Source excerpt
=-=-=-=-=
3/8/2023 Continue pumping 1st stage: Mix and pump 82 bbls of 15.8 ppg tail cement (Premium G cement, 1.152 ft^3/sk yield, 400 sks total) at 3.5 BPM = 500 psi. Drop shut
off plug. HES pump 20 bbls water at 5 BPM = 500 psi. Displace with 279 bbls of 9.4 ppg spud mud from the rig at 6 BPM = 180 psi ICP & 311 psi FCP. Pumped 80
bbls of 9.4 ppg tuned spacer from Halliburton at 4 BPM = 230 psi. Pumped 96.2 bbls 9.4 ppg mud from the rig at 5.5 BPM = 230 psi ICP & 850 psi FCP. Slow rate
to 3 BPM = 730 psi FCP, Bumped the plug at 953 stks, 1.7 bbls early, CIP @ 08:01. Pressure to 1,230 psi, Hold 3 min, bleed off pressure, floats held. Rotate and
reciprocate until 5 bbls into spacer, PU = 420K. Shoe set at 6,494'. Pressure up to 3,900 psi attempting to shift open ESC, bleed off, then pressure to 4,000 psi,
bleed off same. breakout volant, drop free fall opening device, MU volant, let fall 15 minutes, pressure to 2,340 psi shifting cementer tool open. No losses cementing
or displacing. Stage up pump to 6 BPM = 340 psi. Circulate through the ES cementer at 2,296' with heavy sand returns. Calculated 1,500 strokes bottoms up in
gauge hole. Observed trace Pol-E-Flake at 3,490 strokes. Observed spacer at 3,845 strokes, dump returns, at 4,000 strokes observe interface & trace of cement, at
4,600 strokes take returns to pits. Dumped total 76 bbls. Continue to circulate through ES cementer, 5.5 bpm = 150 psi for 4 BU total. Disconnect knife valve from
accumulator. Drain stack and flush with black water 3 times. Re-connect knife valve to the accumulator. Clean rig floor cement valves. Break out the Volant, clean,
dope the cup and MU the Volant. Circulate through the ES cementer at 2,296' at 4 BPM = 100 psi while prepping for the 2nd stage cement job. SimOps: Fuel the
cement equipment. Continue to circulate. Hold PJSM with all parties involved. Warm up cement units. Break out the Volant, dope the cup and MU the Volant. Clean
both pumps suction screens. Blow air through the cement line to the cement unit. Pump 2nd stage cement job: HES flood lines and pump 5 bbls of water downhole.
=-=-=-=-=
Exercise description
Copy the full cementing report above word for word.

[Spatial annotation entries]
=-=-=-=-=
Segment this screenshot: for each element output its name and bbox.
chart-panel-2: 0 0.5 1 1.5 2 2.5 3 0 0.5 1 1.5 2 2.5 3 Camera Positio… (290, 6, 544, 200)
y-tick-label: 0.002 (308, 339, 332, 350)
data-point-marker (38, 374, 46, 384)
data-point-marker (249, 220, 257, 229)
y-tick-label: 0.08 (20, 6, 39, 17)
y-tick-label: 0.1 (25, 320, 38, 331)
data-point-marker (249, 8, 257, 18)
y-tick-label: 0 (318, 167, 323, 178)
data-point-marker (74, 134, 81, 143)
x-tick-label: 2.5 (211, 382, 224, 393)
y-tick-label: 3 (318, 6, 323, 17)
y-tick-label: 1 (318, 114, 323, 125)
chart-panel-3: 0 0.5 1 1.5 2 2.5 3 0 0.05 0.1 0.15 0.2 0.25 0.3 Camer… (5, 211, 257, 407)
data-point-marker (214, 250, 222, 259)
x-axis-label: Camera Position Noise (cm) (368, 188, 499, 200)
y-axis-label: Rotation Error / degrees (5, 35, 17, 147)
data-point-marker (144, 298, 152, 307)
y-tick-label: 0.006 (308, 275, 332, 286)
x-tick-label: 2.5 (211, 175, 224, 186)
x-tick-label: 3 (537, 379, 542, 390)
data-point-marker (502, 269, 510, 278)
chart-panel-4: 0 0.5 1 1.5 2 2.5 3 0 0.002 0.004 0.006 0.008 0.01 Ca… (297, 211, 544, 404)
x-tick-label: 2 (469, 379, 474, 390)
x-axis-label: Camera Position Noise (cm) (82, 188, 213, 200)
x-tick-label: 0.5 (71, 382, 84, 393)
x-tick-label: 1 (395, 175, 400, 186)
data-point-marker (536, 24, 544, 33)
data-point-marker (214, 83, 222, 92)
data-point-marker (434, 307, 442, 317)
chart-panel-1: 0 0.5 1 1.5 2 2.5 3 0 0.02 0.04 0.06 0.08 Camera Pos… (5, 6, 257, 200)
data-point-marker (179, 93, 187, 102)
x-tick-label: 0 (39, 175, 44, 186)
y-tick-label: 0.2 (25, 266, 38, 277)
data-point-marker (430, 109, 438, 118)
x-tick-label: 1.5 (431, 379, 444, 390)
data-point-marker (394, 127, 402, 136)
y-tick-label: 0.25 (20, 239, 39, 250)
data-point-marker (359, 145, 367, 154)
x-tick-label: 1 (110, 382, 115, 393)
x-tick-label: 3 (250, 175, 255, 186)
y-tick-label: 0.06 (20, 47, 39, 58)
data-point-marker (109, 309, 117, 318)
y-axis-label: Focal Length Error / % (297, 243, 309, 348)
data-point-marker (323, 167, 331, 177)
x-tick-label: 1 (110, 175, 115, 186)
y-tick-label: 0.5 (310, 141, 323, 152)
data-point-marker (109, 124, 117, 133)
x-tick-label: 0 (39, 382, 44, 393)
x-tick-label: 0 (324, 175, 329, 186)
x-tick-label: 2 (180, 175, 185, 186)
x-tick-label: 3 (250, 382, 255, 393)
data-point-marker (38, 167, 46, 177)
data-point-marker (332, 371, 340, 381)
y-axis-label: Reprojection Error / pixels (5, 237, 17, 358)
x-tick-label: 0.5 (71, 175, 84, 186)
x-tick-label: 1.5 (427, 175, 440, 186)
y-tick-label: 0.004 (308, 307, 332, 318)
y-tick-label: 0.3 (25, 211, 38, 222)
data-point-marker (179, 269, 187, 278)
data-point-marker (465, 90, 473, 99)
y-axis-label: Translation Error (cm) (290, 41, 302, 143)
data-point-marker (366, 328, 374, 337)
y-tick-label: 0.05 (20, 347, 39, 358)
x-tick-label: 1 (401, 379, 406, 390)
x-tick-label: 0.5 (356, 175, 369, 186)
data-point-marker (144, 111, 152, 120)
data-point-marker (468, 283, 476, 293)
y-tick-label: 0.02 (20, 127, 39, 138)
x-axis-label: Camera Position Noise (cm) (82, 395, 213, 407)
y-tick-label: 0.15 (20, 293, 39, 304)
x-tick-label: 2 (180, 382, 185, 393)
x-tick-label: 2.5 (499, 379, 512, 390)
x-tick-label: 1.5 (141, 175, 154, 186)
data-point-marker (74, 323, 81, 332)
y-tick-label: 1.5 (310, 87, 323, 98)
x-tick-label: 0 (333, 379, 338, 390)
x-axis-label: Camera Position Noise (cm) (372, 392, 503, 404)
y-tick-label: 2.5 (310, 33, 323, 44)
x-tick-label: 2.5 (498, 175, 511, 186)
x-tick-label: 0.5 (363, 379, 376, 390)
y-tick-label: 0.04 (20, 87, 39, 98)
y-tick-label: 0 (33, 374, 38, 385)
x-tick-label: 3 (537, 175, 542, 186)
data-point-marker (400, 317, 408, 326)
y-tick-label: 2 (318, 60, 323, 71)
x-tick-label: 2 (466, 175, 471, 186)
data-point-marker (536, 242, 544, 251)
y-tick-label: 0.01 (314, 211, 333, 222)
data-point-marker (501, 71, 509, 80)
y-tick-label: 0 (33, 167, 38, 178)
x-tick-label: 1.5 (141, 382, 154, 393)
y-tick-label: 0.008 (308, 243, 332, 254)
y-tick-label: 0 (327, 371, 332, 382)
=-=-=-=-=
The result
3/8/2023 Continue pumping 1st stage: Mix and pump 82 bbls of 15.8 ppg tail cement (Premium G cement, 1.152 ft^3/sk yield, 400 sks total) at 3.5 BPM = 500 psi. Drop shut
off plug. HES pump 20 bbls water at 5 BPM = 500 psi. Displace with 279 bbls of 9.4 ppg spud mud from the rig at 6 BPM = 180 psi ICP & 311 psi FCP. Pumped 80
bbls of 9.4 ppg tuned spacer from Halliburton at 4 BPM = 230 psi. Pumped 96.2 bbls 9.4 ppg mud from the rig at 5.5 BPM = 230 psi ICP & 850 psi FCP. Slow rate
to 3 BPM = 730 psi FCP, Bumped the plug at 953 stks, 1.7 bbls early, CIP @ 08:01. Pressure to 1,230 psi, Hold 3 min, bleed off pressure, floats held. Rotate and
reciprocate until 5 bbls into spacer, PU = 420K. Shoe set at 6,494'. Pressure up to 3,900 psi attempting to shift open ESC, bleed off, then pressure to 4,000 psi,
bleed off same. breakout volant, drop free fall opening device, MU volant, let fall 15 minutes, pressure to 2,340 psi shifting cementer tool open. No losses cementing
or displacing. Stage up pump to 6 BPM = 340 psi. Circulate through the ES cementer at 2,296' with heavy sand returns. Calculated 1,500 strokes bottoms up in
gauge hole. Observed trace Pol-E-Flake at 3,490 strokes. Observed spacer at 3,845 strokes, dump returns, at 4,000 strokes observe interface & trace of cement, at
4,600 strokes take returns to pits. Dumped total 76 bbls. Continue to circulate through ES cementer, 5.5 bpm = 150 psi for 4 BU total. Disconnect knife valve from
accumulator. Drain stack and flush with black water 3 times. Re-connect knife valve to the accumulator. Clean rig floor cement valves. Break out the Volant, clean,
dope the cup and MU the Volant. Circulate through the ES cementer at 2,296' at 4 BPM = 100 psi while prepping for the 2nd stage cement job. SimOps: Fuel the
cement equipment. Continue to circulate. Hold PJSM with all parties involved. Warm up cement units. Break out the Volant, dope the cup and MU the Volant. Clean
both pumps suction screens. Blow air through the cement line to the cement unit. Pump 2nd stage cement job: HES flood lines and pump 5 bbls of water downhole.